=== Set problem ===
Each record below is to be copied word for word, with pictures removed.

Excerpt from a dataset:
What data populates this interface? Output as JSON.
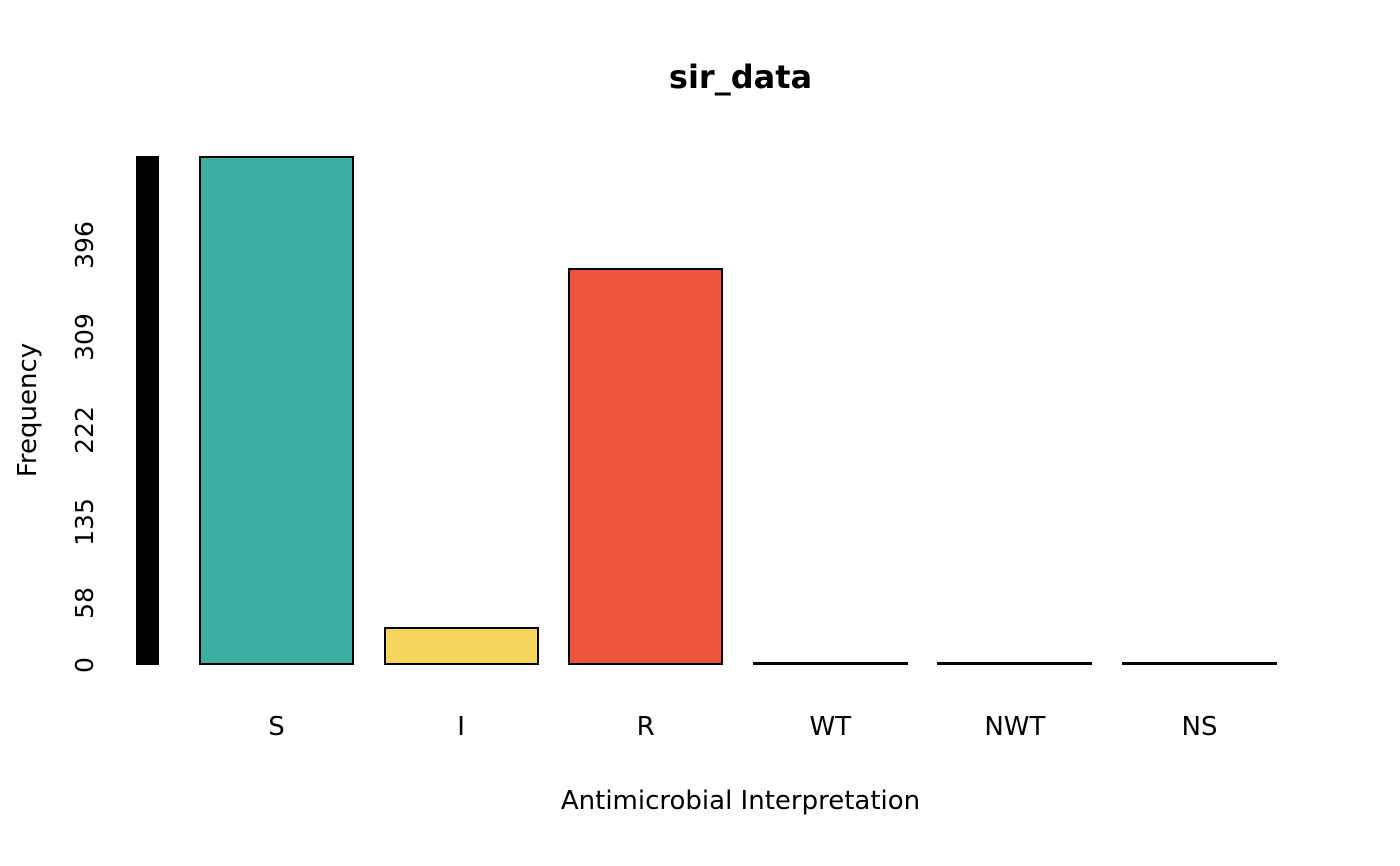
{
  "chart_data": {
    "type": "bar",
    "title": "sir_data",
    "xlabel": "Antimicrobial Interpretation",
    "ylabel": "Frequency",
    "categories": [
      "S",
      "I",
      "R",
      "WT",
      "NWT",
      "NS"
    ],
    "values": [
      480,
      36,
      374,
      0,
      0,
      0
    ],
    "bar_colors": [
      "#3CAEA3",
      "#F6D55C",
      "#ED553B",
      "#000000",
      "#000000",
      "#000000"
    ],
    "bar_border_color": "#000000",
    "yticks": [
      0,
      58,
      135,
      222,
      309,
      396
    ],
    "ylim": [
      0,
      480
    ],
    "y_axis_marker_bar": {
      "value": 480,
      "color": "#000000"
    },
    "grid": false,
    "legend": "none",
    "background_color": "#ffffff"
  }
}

=== Written solution ===
What data populates this interface? Output as JSON.
{
  "chart_data": {
    "type": "bar",
    "title": "sir_data",
    "xlabel": "Antimicrobial Interpretation",
    "ylabel": "Frequency",
    "categories": [
      "S",
      "I",
      "R",
      "WT",
      "NWT",
      "NS"
    ],
    "values": [
      480,
      36,
      374,
      0,
      0,
      0
    ],
    "bar_colors": [
      "#3CAEA3",
      "#F6D55C",
      "#ED553B",
      "#000000",
      "#000000",
      "#000000"
    ],
    "bar_border_color": "#000000",
    "yticks": [
      0,
      58,
      135,
      222,
      309,
      396
    ],
    "ylim": [
      0,
      480
    ],
    "y_axis_marker_bar": {
      "value": 480,
      "color": "#000000"
    },
    "grid": false,
    "legend": "none",
    "background_color": "#ffffff"
  }
}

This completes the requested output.